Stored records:
>> Begin

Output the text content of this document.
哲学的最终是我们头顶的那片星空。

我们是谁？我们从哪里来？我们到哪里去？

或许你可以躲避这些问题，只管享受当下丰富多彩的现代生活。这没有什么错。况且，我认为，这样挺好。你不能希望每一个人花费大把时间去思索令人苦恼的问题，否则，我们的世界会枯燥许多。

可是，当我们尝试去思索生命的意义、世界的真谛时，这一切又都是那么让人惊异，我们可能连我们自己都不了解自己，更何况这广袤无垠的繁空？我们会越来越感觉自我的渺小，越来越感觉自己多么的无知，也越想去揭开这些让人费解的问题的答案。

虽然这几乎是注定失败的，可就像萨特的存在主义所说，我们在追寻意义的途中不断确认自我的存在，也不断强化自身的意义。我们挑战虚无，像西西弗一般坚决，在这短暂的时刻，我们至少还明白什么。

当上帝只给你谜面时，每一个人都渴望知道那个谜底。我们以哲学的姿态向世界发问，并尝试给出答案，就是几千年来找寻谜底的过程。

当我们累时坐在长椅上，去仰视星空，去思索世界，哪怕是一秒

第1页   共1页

>> End

STATED EXERCISE: Copy the records above exactly as they appear.

WRITTEN ANSWER:
Output the text content of this document.
哲学的最终是我们头顶的那片星空。

我们是谁？我们从哪里来？我们到哪里去？

或许你可以躲避这些问题，只管享受当下丰富多彩的现代生活。这没有什么错。况且，我认为，这样挺好。你不能希望每一个人花费大把时间去思索令人苦恼的问题，否则，我们的世界会枯燥许多。

可是，当我们尝试去思索生命的意义、世界的真谛时，这一切又都是那么让人惊异，我们可能连我们自己都不了解自己，更何况这广袤无垠的繁空？我们会越来越感觉自我的渺小，越来越感觉自己多么的无知，也越想去揭开这些让人费解的问题的答案。

虽然这几乎是注定失败的，可就像萨特的存在主义所说，我们在追寻意义的途中不断确认自我的存在，也不断强化自身的意义。我们挑战虚无，像西西弗一般坚决，在这短暂的时刻，我们至少还明白什么。

当上帝只给你谜面时，每一个人都渴望知道那个谜底。我们以哲学的姿态向世界发问，并尝试给出答案，就是几千年来找寻谜底的过程。

当我们累时坐在长椅上，去仰视星空，去思索世界，哪怕是一秒

第1页   共1页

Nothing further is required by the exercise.